Objective
Write out the records below once more, exactly as they stand.

## Begin Input rows

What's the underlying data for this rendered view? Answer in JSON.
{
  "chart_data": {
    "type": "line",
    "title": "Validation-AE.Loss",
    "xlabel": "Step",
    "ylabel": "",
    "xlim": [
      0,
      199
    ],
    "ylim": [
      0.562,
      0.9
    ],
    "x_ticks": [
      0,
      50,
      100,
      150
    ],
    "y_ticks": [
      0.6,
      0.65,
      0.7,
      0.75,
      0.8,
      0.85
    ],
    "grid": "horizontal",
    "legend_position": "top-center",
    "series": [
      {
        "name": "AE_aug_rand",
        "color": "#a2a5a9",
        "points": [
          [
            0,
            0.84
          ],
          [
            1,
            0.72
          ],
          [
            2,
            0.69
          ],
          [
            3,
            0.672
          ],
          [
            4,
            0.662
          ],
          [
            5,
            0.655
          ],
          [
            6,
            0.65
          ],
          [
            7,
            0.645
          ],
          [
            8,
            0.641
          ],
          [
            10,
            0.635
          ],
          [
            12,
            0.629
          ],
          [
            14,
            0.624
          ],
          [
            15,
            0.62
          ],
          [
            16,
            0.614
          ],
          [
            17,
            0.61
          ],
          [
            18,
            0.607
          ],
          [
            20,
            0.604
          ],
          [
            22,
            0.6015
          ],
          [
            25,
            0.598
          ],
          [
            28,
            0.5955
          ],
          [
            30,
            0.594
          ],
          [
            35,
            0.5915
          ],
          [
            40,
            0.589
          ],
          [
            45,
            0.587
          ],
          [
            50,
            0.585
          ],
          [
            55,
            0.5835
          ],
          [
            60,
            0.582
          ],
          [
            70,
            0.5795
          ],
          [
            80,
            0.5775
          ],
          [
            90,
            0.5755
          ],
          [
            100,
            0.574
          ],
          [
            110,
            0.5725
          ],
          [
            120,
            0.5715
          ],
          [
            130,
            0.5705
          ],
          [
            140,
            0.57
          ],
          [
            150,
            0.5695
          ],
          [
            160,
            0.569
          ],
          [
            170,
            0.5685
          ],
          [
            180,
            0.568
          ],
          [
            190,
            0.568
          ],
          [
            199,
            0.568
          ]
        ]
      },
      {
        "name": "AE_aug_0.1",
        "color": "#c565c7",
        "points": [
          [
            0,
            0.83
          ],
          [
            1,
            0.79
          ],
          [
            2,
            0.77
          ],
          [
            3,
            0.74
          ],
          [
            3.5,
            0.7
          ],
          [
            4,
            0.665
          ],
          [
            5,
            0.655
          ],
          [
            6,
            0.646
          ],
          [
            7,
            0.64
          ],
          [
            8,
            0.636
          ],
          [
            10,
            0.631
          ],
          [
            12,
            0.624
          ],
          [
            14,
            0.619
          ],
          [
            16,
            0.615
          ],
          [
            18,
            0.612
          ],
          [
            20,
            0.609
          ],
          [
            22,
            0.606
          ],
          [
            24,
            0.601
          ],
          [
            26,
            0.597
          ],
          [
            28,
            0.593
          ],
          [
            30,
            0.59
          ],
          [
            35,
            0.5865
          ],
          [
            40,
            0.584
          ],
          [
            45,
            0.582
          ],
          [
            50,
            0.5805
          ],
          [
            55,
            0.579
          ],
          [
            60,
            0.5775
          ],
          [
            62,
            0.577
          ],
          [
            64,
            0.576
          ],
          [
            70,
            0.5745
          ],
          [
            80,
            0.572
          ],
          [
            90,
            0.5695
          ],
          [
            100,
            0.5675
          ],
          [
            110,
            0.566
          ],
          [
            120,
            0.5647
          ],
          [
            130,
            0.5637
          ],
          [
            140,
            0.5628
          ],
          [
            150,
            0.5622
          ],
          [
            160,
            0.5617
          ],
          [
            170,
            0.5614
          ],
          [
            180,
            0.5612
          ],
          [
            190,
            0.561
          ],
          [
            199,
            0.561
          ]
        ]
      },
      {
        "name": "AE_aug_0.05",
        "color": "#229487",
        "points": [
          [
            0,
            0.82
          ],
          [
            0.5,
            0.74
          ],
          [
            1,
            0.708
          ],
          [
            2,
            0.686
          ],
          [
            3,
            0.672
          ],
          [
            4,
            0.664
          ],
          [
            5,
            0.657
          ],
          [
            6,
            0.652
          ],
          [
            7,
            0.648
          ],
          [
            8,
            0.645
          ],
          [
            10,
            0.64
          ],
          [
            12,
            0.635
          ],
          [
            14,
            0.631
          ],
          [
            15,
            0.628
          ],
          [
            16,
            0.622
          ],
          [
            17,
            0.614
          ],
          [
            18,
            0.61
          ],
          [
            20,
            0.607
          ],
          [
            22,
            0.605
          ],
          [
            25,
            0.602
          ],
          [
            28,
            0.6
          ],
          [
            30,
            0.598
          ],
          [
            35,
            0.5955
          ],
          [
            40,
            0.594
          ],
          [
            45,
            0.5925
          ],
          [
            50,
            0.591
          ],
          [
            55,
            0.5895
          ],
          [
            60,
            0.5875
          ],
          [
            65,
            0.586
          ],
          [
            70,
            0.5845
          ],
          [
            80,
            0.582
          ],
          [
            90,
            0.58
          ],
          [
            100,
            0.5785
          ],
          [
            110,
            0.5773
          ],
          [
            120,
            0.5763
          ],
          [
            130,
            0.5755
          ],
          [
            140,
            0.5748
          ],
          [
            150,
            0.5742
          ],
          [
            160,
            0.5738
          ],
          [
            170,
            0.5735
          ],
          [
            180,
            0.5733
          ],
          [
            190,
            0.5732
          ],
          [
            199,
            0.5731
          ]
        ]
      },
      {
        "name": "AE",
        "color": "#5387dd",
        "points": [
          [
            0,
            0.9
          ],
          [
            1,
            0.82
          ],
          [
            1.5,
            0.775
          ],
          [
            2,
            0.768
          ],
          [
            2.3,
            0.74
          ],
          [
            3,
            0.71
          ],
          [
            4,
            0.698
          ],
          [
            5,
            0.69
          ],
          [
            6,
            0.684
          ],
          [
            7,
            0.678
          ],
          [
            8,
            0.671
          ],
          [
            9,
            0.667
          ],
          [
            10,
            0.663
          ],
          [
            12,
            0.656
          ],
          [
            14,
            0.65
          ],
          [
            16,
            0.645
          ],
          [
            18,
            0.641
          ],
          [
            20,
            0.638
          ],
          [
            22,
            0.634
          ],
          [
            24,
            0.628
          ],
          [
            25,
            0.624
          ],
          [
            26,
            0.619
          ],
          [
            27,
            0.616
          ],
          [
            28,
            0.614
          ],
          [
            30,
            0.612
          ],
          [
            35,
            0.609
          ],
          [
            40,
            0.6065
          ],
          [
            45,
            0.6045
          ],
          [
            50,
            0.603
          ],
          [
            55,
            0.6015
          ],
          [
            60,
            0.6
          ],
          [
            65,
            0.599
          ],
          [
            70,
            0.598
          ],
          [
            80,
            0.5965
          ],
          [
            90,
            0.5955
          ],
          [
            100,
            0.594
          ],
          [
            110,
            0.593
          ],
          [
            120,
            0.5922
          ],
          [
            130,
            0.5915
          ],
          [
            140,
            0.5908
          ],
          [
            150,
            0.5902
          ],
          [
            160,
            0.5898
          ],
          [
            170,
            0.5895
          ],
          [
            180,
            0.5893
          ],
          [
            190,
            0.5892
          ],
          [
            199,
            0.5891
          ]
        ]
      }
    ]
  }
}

## End Input rows

Result for this exercise
What's the underlying data for this rendered view? Answer in JSON.
{
  "chart_data": {
    "type": "line",
    "title": "Validation-AE.Loss",
    "xlabel": "Step",
    "ylabel": "",
    "xlim": [
      0,
      199
    ],
    "ylim": [
      0.562,
      0.9
    ],
    "x_ticks": [
      0,
      50,
      100,
      150
    ],
    "y_ticks": [
      0.6,
      0.65,
      0.7,
      0.75,
      0.8,
      0.85
    ],
    "grid": "horizontal",
    "legend_position": "top-center",
    "series": [
      {
        "name": "AE_aug_rand",
        "color": "#a2a5a9",
        "points": [
          [
            0,
            0.84
          ],
          [
            1,
            0.72
          ],
          [
            2,
            0.69
          ],
          [
            3,
            0.672
          ],
          [
            4,
            0.662
          ],
          [
            5,
            0.655
          ],
          [
            6,
            0.65
          ],
          [
            7,
            0.645
          ],
          [
            8,
            0.641
          ],
          [
            10,
            0.635
          ],
          [
            12,
            0.629
          ],
          [
            14,
            0.624
          ],
          [
            15,
            0.62
          ],
          [
            16,
            0.614
          ],
          [
            17,
            0.61
          ],
          [
            18,
            0.607
          ],
          [
            20,
            0.604
          ],
          [
            22,
            0.6015
          ],
          [
            25,
            0.598
          ],
          [
            28,
            0.5955
          ],
          [
            30,
            0.594
          ],
          [
            35,
            0.5915
          ],
          [
            40,
            0.589
          ],
          [
            45,
            0.587
          ],
          [
            50,
            0.585
          ],
          [
            55,
            0.5835
          ],
          [
            60,
            0.582
          ],
          [
            70,
            0.5795
          ],
          [
            80,
            0.5775
          ],
          [
            90,
            0.5755
          ],
          [
            100,
            0.574
          ],
          [
            110,
            0.5725
          ],
          [
            120,
            0.5715
          ],
          [
            130,
            0.5705
          ],
          [
            140,
            0.57
          ],
          [
            150,
            0.5695
          ],
          [
            160,
            0.569
          ],
          [
            170,
            0.5685
          ],
          [
            180,
            0.568
          ],
          [
            190,
            0.568
          ],
          [
            199,
            0.568
          ]
        ]
      },
      {
        "name": "AE_aug_0.1",
        "color": "#c565c7",
        "points": [
          [
            0,
            0.83
          ],
          [
            1,
            0.79
          ],
          [
            2,
            0.77
          ],
          [
            3,
            0.74
          ],
          [
            3.5,
            0.7
          ],
          [
            4,
            0.665
          ],
          [
            5,
            0.655
          ],
          [
            6,
            0.646
          ],
          [
            7,
            0.64
          ],
          [
            8,
            0.636
          ],
          [
            10,
            0.631
          ],
          [
            12,
            0.624
          ],
          [
            14,
            0.619
          ],
          [
            16,
            0.615
          ],
          [
            18,
            0.612
          ],
          [
            20,
            0.609
          ],
          [
            22,
            0.606
          ],
          [
            24,
            0.601
          ],
          [
            26,
            0.597
          ],
          [
            28,
            0.593
          ],
          [
            30,
            0.59
          ],
          [
            35,
            0.5865
          ],
          [
            40,
            0.584
          ],
          [
            45,
            0.582
          ],
          [
            50,
            0.5805
          ],
          [
            55,
            0.579
          ],
          [
            60,
            0.5775
          ],
          [
            62,
            0.577
          ],
          [
            64,
            0.576
          ],
          [
            70,
            0.5745
          ],
          [
            80,
            0.572
          ],
          [
            90,
            0.5695
          ],
          [
            100,
            0.5675
          ],
          [
            110,
            0.566
          ],
          [
            120,
            0.5647
          ],
          [
            130,
            0.5637
          ],
          [
            140,
            0.5628
          ],
          [
            150,
            0.5622
          ],
          [
            160,
            0.5617
          ],
          [
            170,
            0.5614
          ],
          [
            180,
            0.5612
          ],
          [
            190,
            0.561
          ],
          [
            199,
            0.561
          ]
        ]
      },
      {
        "name": "AE_aug_0.05",
        "color": "#229487",
        "points": [
          [
            0,
            0.82
          ],
          [
            0.5,
            0.74
          ],
          [
            1,
            0.708
          ],
          [
            2,
            0.686
          ],
          [
            3,
            0.672
          ],
          [
            4,
            0.664
          ],
          [
            5,
            0.657
          ],
          [
            6,
            0.652
          ],
          [
            7,
            0.648
          ],
          [
            8,
            0.645
          ],
          [
            10,
            0.64
          ],
          [
            12,
            0.635
          ],
          [
            14,
            0.631
          ],
          [
            15,
            0.628
          ],
          [
            16,
            0.622
          ],
          [
            17,
            0.614
          ],
          [
            18,
            0.61
          ],
          [
            20,
            0.607
          ],
          [
            22,
            0.605
          ],
          [
            25,
            0.602
          ],
          [
            28,
            0.6
          ],
          [
            30,
            0.598
          ],
          [
            35,
            0.5955
          ],
          [
            40,
            0.594
          ],
          [
            45,
            0.5925
          ],
          [
            50,
            0.591
          ],
          [
            55,
            0.5895
          ],
          [
            60,
            0.5875
          ],
          [
            65,
            0.586
          ],
          [
            70,
            0.5845
          ],
          [
            80,
            0.582
          ],
          [
            90,
            0.58
          ],
          [
            100,
            0.5785
          ],
          [
            110,
            0.5773
          ],
          [
            120,
            0.5763
          ],
          [
            130,
            0.5755
          ],
          [
            140,
            0.5748
          ],
          [
            150,
            0.5742
          ],
          [
            160,
            0.5738
          ],
          [
            170,
            0.5735
          ],
          [
            180,
            0.5733
          ],
          [
            190,
            0.5732
          ],
          [
            199,
            0.5731
          ]
        ]
      },
      {
        "name": "AE",
        "color": "#5387dd",
        "points": [
          [
            0,
            0.9
          ],
          [
            1,
            0.82
          ],
          [
            1.5,
            0.775
          ],
          [
            2,
            0.768
          ],
          [
            2.3,
            0.74
          ],
          [
            3,
            0.71
          ],
          [
            4,
            0.698
          ],
          [
            5,
            0.69
          ],
          [
            6,
            0.684
          ],
          [
            7,
            0.678
          ],
          [
            8,
            0.671
          ],
          [
            9,
            0.667
          ],
          [
            10,
            0.663
          ],
          [
            12,
            0.656
          ],
          [
            14,
            0.65
          ],
          [
            16,
            0.645
          ],
          [
            18,
            0.641
          ],
          [
            20,
            0.638
          ],
          [
            22,
            0.634
          ],
          [
            24,
            0.628
          ],
          [
            25,
            0.624
          ],
          [
            26,
            0.619
          ],
          [
            27,
            0.616
          ],
          [
            28,
            0.614
          ],
          [
            30,
            0.612
          ],
          [
            35,
            0.609
          ],
          [
            40,
            0.6065
          ],
          [
            45,
            0.6045
          ],
          [
            50,
            0.603
          ],
          [
            55,
            0.6015
          ],
          [
            60,
            0.6
          ],
          [
            65,
            0.599
          ],
          [
            70,
            0.598
          ],
          [
            80,
            0.5965
          ],
          [
            90,
            0.5955
          ],
          [
            100,
            0.594
          ],
          [
            110,
            0.593
          ],
          [
            120,
            0.5922
          ],
          [
            130,
            0.5915
          ],
          [
            140,
            0.5908
          ],
          [
            150,
            0.5902
          ],
          [
            160,
            0.5898
          ],
          [
            170,
            0.5895
          ],
          [
            180,
            0.5893
          ],
          [
            190,
            0.5892
          ],
          [
            199,
            0.5891
          ]
        ]
      }
    ]
  }
}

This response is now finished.